» PROBLEM REQUIREMENTS
Copy out the final stretch of the listing: the line that contains "Decode this image" and all lines after it, exactly as they appear.
⁂
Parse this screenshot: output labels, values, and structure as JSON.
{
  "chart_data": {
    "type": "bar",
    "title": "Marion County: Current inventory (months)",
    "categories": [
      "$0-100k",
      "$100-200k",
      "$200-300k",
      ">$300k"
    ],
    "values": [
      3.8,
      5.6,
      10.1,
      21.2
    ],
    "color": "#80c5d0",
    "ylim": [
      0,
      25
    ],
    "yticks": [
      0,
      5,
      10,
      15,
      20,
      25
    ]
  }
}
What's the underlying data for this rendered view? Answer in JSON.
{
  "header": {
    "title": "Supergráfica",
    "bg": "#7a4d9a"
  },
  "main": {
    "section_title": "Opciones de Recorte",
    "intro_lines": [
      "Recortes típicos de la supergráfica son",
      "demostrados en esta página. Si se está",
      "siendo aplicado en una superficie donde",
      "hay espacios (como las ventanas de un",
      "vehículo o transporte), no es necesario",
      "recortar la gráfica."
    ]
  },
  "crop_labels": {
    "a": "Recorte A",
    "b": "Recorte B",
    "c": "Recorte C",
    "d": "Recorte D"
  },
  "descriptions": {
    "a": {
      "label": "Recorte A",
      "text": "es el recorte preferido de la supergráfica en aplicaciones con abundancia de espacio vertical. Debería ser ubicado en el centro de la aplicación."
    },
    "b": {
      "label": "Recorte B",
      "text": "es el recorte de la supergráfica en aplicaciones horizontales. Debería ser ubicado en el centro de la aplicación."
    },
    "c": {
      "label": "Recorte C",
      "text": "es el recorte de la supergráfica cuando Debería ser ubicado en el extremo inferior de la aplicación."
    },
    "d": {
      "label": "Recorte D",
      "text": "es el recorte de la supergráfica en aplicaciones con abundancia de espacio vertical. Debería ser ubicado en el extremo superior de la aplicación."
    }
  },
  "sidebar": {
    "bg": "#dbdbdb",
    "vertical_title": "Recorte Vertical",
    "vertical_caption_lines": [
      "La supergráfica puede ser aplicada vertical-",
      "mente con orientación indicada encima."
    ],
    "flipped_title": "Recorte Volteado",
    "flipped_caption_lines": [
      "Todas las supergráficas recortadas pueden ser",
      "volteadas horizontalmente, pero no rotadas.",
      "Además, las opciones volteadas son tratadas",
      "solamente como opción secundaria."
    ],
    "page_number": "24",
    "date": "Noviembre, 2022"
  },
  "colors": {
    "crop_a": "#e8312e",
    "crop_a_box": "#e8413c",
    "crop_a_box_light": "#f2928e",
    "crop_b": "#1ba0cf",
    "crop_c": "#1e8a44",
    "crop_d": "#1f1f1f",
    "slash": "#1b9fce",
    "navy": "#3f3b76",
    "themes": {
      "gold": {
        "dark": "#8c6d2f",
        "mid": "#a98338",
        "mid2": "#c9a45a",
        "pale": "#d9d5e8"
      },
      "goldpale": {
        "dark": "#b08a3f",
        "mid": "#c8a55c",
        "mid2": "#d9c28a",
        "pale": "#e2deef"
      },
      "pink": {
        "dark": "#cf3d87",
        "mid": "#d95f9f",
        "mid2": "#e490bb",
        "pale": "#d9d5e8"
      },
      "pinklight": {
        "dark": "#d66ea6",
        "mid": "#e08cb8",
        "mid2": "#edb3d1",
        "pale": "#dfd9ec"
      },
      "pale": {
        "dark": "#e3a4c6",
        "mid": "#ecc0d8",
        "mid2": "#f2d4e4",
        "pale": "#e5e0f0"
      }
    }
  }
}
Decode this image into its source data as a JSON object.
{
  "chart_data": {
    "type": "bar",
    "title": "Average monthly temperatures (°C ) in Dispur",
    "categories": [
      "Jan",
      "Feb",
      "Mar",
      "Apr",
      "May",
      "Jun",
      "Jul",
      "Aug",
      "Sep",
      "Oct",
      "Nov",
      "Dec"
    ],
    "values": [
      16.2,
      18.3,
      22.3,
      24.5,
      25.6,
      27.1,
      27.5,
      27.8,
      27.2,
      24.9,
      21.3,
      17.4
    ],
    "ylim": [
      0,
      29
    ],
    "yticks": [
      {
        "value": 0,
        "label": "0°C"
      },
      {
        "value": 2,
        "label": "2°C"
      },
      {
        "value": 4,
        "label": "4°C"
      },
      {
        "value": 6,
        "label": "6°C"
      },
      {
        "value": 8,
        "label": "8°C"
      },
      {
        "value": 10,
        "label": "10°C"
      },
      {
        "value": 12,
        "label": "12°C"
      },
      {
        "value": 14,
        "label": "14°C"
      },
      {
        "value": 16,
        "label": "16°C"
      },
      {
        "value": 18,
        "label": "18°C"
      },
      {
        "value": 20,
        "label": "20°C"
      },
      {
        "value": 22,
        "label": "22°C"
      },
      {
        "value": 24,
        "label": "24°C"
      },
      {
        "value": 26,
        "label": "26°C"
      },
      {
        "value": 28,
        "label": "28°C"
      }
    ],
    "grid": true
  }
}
⁂
» ANSWER TO THE TASK
Decode this image into its source data as a JSON object.
{
  "chart_data": {
    "type": "bar",
    "title": "Average monthly temperatures (°C ) in Dispur",
    "categories": [
      "Jan",
      "Feb",
      "Mar",
      "Apr",
      "May",
      "Jun",
      "Jul",
      "Aug",
      "Sep",
      "Oct",
      "Nov",
      "Dec"
    ],
    "values": [
      16.2,
      18.3,
      22.3,
      24.5,
      25.6,
      27.1,
      27.5,
      27.8,
      27.2,
      24.9,
      21.3,
      17.4
    ],
    "ylim": [
      0,
      29
    ],
    "yticks": [
      {
        "value": 0,
        "label": "0°C"
      },
      {
        "value": 2,
        "label": "2°C"
      },
      {
        "value": 4,
        "label": "4°C"
      },
      {
        "value": 6,
        "label": "6°C"
      },
      {
        "value": 8,
        "label": "8°C"
      },
      {
        "value": 10,
        "label": "10°C"
      },
      {
        "value": 12,
        "label": "12°C"
      },
      {
        "value": 14,
        "label": "14°C"
      },
      {
        "value": 16,
        "label": "16°C"
      },
      {
        "value": 18,
        "label": "18°C"
      },
      {
        "value": 20,
        "label": "20°C"
      },
      {
        "value": 22,
        "label": "22°C"
      },
      {
        "value": 24,
        "label": "24°C"
      },
      {
        "value": 26,
        "label": "26°C"
      },
      {
        "value": 28,
        "label": "28°C"
      }
    ],
    "grid": true
  }
}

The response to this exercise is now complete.